Exercise directions: Every record here needs to be written out again exactly.

Given entries:

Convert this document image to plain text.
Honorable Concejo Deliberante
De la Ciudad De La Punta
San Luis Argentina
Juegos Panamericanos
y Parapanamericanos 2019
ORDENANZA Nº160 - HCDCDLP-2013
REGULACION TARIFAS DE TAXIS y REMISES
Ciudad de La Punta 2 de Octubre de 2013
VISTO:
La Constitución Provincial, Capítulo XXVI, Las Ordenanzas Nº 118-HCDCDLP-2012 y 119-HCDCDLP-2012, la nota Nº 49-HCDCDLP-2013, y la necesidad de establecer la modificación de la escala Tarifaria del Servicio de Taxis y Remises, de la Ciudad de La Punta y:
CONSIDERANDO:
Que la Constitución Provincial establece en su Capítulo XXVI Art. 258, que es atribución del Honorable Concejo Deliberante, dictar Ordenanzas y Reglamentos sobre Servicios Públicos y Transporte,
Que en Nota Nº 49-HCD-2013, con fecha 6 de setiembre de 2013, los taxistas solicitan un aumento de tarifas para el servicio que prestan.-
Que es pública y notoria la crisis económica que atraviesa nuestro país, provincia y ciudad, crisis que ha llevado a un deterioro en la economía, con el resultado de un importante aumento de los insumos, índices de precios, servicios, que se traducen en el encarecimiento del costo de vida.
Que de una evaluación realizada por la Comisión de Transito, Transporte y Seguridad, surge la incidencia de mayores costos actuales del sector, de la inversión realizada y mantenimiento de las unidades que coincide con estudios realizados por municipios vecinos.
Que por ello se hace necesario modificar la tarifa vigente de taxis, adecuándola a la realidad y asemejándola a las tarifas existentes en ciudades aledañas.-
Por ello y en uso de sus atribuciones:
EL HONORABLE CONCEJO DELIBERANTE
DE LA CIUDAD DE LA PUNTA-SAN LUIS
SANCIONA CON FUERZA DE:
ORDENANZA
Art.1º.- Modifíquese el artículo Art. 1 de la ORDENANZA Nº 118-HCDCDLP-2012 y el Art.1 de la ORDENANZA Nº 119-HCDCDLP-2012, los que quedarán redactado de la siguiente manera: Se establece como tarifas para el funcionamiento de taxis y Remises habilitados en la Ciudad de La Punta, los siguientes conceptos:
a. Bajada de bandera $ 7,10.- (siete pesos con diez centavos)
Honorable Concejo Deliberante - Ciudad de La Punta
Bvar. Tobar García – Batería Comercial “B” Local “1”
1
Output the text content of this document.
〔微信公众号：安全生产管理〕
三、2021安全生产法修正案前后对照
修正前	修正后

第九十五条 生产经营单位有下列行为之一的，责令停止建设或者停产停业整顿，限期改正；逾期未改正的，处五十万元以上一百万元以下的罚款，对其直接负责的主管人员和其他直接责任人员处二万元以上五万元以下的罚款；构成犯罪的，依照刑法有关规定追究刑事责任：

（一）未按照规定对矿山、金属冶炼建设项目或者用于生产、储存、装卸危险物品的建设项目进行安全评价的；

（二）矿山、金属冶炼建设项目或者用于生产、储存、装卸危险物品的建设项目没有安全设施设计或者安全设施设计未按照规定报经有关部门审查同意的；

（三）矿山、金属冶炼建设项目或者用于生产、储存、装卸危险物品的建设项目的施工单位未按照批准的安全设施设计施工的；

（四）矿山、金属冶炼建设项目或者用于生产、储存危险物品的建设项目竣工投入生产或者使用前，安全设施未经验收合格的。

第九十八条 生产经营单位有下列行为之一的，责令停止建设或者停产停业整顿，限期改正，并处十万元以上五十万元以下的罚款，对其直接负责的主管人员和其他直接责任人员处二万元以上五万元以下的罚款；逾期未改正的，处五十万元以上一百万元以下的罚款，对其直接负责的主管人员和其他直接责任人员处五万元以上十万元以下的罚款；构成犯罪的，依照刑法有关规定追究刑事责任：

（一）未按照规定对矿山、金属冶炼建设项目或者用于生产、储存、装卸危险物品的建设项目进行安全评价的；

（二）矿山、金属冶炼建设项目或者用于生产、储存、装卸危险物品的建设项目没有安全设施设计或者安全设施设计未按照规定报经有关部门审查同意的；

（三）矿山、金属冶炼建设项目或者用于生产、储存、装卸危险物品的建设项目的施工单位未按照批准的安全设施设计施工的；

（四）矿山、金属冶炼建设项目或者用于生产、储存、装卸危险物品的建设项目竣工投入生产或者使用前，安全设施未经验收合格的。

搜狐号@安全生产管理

The result:
Convert this document image to plain text.
Honorable Concejo Deliberante
De la Ciudad De La Punta
San Luis Argentina
Juegos Panamericanos
y Parapanamericanos 2019
ORDENANZA Nº160 - HCDCDLP-2013
REGULACION TARIFAS DE TAXIS y REMISES
Ciudad de La Punta 2 de Octubre de 2013
VISTO:
La Constitución Provincial, Capítulo XXVI, Las Ordenanzas Nº 118-HCDCDLP-2012 y 119-HCDCDLP-2012, la nota Nº 49-HCDCDLP-2013, y la necesidad de establecer la modificación de la escala Tarifaria del Servicio de Taxis y Remises, de la Ciudad de La Punta y:
CONSIDERANDO:
Que la Constitución Provincial establece en su Capítulo XXVI Art. 258, que es atribución del Honorable Concejo Deliberante, dictar Ordenanzas y Reglamentos sobre Servicios Públicos y Transporte,
Que en Nota Nº 49-HCD-2013, con fecha 6 de setiembre de 2013, los taxistas solicitan un aumento de tarifas para el servicio que prestan.-
Que es pública y notoria la crisis económica que atraviesa nuestro país, provincia y ciudad, crisis que ha llevado a un deterioro en la economía, con el resultado de un importante aumento de los insumos, índices de precios, servicios, que se traducen en el encarecimiento del costo de vida.
Que de una evaluación realizada por la Comisión de Transito, Transporte y Seguridad, surge la incidencia de mayores costos actuales del sector, de la inversión realizada y mantenimiento de las unidades que coincide con estudios realizados por municipios vecinos.
Que por ello se hace necesario modificar la tarifa vigente de taxis, adecuándola a la realidad y asemejándola a las tarifas existentes en ciudades aledañas.-
Por ello y en uso de sus atribuciones:
EL HONORABLE CONCEJO DELIBERANTE
DE LA CIUDAD DE LA PUNTA-SAN LUIS
SANCIONA CON FUERZA DE:
ORDENANZA
Art.1º.- Modifíquese el artículo Art. 1 de la ORDENANZA Nº 118-HCDCDLP-2012 y el Art.1 de la ORDENANZA Nº 119-HCDCDLP-2012, los que quedarán redactado de la siguiente manera: Se establece como tarifas para el funcionamiento de taxis y Remises habilitados en la Ciudad de La Punta, los siguientes conceptos:
a. Bajada de bandera $ 7,10.- (siete pesos con diez centavos)
Honorable Concejo Deliberante - Ciudad de La Punta
Bvar. Tobar García – Batería Comercial “B” Local “1”
1
Output the text content of this document.
〔微信公众号：安全生产管理〕
三、2021安全生产法修正案前后对照
修正前	修正后

第九十五条 生产经营单位有下列行为之一的，责令停止建设或者停产停业整顿，限期改正；逾期未改正的，处五十万元以上一百万元以下的罚款，对其直接负责的主管人员和其他直接责任人员处二万元以上五万元以下的罚款；构成犯罪的，依照刑法有关规定追究刑事责任：

（一）未按照规定对矿山、金属冶炼建设项目或者用于生产、储存、装卸危险物品的建设项目进行安全评价的；

（二）矿山、金属冶炼建设项目或者用于生产、储存、装卸危险物品的建设项目没有安全设施设计或者安全设施设计未按照规定报经有关部门审查同意的；

（三）矿山、金属冶炼建设项目或者用于生产、储存、装卸危险物品的建设项目的施工单位未按照批准的安全设施设计施工的；

（四）矿山、金属冶炼建设项目或者用于生产、储存危险物品的建设项目竣工投入生产或者使用前，安全设施未经验收合格的。

第九十八条 生产经营单位有下列行为之一的，责令停止建设或者停产停业整顿，限期改正，并处十万元以上五十万元以下的罚款，对其直接负责的主管人员和其他直接责任人员处二万元以上五万元以下的罚款；逾期未改正的，处五十万元以上一百万元以下的罚款，对其直接负责的主管人员和其他直接责任人员处五万元以上十万元以下的罚款；构成犯罪的，依照刑法有关规定追究刑事责任：

（一）未按照规定对矿山、金属冶炼建设项目或者用于生产、储存、装卸危险物品的建设项目进行安全评价的；

（二）矿山、金属冶炼建设项目或者用于生产、储存、装卸危险物品的建设项目没有安全设施设计或者安全设施设计未按照规定报经有关部门审查同意的；

（三）矿山、金属冶炼建设项目或者用于生产、储存、装卸危险物品的建设项目的施工单位未按照批准的安全设施设计施工的；

（四）矿山、金属冶炼建设项目或者用于生产、储存、装卸危险物品的建设项目竣工投入生产或者使用前，安全设施未经验收合格的。

搜狐号@安全生产管理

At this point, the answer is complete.